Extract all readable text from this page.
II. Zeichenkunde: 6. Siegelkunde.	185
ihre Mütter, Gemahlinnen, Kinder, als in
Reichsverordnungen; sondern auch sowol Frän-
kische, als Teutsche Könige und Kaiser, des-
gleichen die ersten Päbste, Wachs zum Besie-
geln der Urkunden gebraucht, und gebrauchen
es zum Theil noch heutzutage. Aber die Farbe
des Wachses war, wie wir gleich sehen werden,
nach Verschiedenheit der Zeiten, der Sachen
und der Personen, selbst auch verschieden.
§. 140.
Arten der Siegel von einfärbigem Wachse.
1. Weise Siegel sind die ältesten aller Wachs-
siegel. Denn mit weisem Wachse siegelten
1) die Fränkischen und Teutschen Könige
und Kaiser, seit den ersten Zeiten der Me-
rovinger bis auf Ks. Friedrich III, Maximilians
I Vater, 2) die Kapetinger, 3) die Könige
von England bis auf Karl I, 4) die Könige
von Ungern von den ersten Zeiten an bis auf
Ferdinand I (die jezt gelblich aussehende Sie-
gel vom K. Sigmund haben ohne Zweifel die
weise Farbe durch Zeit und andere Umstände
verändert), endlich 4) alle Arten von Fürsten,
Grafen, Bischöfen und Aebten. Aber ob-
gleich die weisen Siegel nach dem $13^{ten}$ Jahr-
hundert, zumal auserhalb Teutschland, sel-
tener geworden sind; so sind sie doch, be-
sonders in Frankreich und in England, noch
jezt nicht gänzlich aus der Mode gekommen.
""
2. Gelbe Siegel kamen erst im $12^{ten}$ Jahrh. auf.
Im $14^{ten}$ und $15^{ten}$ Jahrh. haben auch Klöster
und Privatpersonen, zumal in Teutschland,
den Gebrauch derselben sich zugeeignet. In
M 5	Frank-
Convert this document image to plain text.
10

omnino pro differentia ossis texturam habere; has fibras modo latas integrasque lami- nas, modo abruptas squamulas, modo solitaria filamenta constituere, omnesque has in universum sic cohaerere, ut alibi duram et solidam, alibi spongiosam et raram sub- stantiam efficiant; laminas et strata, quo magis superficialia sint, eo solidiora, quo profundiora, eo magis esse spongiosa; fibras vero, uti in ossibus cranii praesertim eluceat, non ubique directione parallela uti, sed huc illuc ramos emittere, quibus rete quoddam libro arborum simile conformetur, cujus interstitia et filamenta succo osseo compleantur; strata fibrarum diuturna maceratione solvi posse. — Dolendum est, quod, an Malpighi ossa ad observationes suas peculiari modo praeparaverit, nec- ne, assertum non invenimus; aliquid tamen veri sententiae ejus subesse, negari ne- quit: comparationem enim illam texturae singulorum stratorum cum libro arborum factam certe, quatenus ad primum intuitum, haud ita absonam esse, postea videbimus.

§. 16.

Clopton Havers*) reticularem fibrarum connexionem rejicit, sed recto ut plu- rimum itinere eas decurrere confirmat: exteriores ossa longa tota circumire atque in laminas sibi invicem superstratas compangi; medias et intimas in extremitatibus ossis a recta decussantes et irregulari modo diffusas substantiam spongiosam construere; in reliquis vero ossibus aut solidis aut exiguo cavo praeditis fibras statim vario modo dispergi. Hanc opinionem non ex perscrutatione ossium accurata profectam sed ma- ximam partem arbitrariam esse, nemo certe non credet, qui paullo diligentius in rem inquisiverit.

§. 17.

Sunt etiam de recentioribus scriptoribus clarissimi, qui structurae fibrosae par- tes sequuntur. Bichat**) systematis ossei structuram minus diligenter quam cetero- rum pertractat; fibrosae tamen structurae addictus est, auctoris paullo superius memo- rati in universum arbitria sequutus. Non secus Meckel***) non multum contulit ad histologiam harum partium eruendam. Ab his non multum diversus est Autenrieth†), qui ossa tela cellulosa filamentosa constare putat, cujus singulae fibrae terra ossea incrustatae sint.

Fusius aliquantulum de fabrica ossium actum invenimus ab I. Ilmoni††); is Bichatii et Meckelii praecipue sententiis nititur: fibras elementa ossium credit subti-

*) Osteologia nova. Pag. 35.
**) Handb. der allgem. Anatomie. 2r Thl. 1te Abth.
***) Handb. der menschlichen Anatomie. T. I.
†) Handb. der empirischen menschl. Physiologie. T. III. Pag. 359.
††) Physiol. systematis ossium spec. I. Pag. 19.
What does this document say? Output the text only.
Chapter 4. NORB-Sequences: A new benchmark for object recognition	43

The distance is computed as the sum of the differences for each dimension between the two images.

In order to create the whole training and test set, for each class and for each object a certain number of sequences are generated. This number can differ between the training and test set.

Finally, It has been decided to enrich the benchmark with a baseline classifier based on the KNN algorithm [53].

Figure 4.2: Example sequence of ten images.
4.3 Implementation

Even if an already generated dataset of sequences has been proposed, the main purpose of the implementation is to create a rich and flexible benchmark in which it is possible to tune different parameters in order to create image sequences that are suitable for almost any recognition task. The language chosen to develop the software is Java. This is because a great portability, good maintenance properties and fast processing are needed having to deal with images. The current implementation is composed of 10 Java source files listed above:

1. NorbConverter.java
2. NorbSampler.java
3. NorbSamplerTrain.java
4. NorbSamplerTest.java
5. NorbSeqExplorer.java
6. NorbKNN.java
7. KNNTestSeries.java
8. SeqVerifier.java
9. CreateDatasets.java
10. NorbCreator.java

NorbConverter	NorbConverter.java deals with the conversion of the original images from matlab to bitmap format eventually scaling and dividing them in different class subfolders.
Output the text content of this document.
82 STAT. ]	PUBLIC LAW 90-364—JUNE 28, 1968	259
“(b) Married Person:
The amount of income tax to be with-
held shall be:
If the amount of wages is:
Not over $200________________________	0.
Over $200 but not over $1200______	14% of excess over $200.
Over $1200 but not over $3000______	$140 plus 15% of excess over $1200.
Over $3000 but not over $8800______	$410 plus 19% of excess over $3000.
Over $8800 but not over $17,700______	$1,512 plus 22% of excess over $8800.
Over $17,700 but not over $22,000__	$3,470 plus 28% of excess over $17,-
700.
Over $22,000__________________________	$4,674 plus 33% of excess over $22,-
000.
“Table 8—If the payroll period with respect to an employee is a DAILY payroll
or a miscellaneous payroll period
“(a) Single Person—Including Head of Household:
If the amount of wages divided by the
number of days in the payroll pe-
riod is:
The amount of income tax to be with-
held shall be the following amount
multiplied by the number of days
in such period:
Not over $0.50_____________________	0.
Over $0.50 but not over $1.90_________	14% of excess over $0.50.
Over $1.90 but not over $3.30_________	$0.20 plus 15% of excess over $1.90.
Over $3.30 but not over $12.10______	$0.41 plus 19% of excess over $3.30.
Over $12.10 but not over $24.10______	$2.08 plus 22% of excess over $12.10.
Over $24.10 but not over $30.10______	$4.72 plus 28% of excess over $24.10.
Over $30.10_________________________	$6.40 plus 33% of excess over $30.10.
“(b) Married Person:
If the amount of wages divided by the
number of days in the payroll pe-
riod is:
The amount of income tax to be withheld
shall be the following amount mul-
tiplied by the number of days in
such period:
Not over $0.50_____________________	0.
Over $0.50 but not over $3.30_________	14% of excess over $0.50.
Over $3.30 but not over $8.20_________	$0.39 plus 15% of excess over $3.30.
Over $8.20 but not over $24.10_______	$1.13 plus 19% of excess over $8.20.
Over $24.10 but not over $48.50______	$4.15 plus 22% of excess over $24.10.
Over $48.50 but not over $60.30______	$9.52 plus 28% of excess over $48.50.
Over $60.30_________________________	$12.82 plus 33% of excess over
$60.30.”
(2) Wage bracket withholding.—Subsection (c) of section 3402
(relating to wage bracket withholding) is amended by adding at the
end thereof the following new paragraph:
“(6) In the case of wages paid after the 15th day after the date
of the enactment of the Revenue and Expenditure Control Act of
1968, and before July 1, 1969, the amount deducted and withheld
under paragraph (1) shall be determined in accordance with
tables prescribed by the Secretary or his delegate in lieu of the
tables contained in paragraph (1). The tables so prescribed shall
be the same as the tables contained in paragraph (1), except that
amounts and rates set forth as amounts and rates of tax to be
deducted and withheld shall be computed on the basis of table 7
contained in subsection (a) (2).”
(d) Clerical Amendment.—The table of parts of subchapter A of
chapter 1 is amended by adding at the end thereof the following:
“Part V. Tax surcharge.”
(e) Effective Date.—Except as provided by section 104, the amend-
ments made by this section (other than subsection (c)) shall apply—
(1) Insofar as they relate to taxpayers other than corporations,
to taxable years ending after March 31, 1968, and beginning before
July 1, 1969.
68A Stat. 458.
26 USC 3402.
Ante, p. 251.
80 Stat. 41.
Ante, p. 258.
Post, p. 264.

- _Task objective_:
In the entries above, identify every line with the word "Output". Copy those lines.

- _Reply_:
What does this document say? Output the text only.
Output the text content of this document.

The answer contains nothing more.